• _Extracted records_:
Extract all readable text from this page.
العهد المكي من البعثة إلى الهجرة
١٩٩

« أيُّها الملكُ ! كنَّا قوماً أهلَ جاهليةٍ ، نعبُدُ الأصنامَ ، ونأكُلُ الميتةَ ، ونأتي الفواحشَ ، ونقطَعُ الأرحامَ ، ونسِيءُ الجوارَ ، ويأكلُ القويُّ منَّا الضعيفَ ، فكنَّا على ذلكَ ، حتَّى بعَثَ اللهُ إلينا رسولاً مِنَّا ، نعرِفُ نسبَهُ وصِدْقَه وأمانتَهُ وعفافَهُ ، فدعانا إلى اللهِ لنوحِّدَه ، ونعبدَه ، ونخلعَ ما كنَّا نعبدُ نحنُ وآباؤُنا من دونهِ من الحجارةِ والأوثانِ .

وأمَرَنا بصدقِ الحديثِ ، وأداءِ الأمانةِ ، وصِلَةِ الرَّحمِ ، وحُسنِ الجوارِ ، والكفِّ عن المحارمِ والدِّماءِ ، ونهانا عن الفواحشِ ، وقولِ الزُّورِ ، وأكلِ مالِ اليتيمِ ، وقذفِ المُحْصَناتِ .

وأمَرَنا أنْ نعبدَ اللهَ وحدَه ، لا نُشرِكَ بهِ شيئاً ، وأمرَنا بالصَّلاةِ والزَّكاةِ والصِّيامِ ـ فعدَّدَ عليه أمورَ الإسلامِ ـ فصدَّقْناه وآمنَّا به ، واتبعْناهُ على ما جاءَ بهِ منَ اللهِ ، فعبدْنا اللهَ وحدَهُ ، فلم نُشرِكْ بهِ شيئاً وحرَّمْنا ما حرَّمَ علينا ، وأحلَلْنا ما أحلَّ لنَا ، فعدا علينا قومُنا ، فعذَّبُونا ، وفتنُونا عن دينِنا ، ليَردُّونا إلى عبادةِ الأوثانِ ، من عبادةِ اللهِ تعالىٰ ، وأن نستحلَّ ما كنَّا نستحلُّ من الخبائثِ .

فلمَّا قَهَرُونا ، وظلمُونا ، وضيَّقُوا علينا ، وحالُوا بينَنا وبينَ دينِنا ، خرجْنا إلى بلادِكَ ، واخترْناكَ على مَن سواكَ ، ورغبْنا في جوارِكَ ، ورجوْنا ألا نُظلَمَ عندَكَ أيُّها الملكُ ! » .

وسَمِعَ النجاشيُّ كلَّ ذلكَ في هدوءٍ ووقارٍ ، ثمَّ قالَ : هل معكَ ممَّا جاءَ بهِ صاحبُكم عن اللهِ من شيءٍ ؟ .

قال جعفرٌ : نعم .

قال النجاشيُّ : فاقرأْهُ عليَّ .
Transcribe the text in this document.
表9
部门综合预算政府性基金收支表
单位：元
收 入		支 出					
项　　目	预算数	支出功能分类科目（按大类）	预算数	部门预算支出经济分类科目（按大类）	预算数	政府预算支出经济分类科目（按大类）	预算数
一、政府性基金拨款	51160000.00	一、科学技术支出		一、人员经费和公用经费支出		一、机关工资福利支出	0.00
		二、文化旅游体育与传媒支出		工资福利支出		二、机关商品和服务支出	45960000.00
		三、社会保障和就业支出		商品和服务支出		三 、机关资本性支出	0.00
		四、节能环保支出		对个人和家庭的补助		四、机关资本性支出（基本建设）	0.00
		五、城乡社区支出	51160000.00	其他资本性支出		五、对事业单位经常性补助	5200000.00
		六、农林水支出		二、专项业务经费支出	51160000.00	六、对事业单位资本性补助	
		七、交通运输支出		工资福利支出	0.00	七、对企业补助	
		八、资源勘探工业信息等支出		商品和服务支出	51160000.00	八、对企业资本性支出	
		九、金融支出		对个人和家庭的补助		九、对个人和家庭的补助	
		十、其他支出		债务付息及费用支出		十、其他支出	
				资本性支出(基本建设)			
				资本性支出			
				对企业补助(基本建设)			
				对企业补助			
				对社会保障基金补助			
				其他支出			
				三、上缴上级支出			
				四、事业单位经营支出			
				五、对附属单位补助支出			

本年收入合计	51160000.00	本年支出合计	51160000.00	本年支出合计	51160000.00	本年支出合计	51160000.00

• _Goal_: Repeat exactly the lines from the line containing "Transcribe the text in this document." through the end of the listing above; both boundary lines are part of the output.

• _Worked answer_:
Transcribe the text in this document.
表9
部门综合预算政府性基金收支表
单位：元
收 入		支 出					
项　　目	预算数	支出功能分类科目（按大类）	预算数	部门预算支出经济分类科目（按大类）	预算数	政府预算支出经济分类科目（按大类）	预算数
一、政府性基金拨款	51160000.00	一、科学技术支出		一、人员经费和公用经费支出		一、机关工资福利支出	0.00
		二、文化旅游体育与传媒支出		工资福利支出		二、机关商品和服务支出	45960000.00
		三、社会保障和就业支出		商品和服务支出		三 、机关资本性支出	0.00
		四、节能环保支出		对个人和家庭的补助		四、机关资本性支出（基本建设）	0.00
		五、城乡社区支出	51160000.00	其他资本性支出		五、对事业单位经常性补助	5200000.00
		六、农林水支出		二、专项业务经费支出	51160000.00	六、对事业单位资本性补助	
		七、交通运输支出		工资福利支出	0.00	七、对企业补助	
		八、资源勘探工业信息等支出		商品和服务支出	51160000.00	八、对企业资本性支出	
		九、金融支出		对个人和家庭的补助		九、对个人和家庭的补助	
		十、其他支出		债务付息及费用支出		十、其他支出	
				资本性支出(基本建设)			
				资本性支出			
				对企业补助(基本建设)			
				对企业补助			
				对社会保障基金补助			
				其他支出			
				三、上缴上级支出			
				四、事业单位经营支出			
				五、对附属单位补助支出			

本年收入合计	51160000.00	本年支出合计	51160000.00	本年支出合计	51160000.00	本年支出合计	51160000.00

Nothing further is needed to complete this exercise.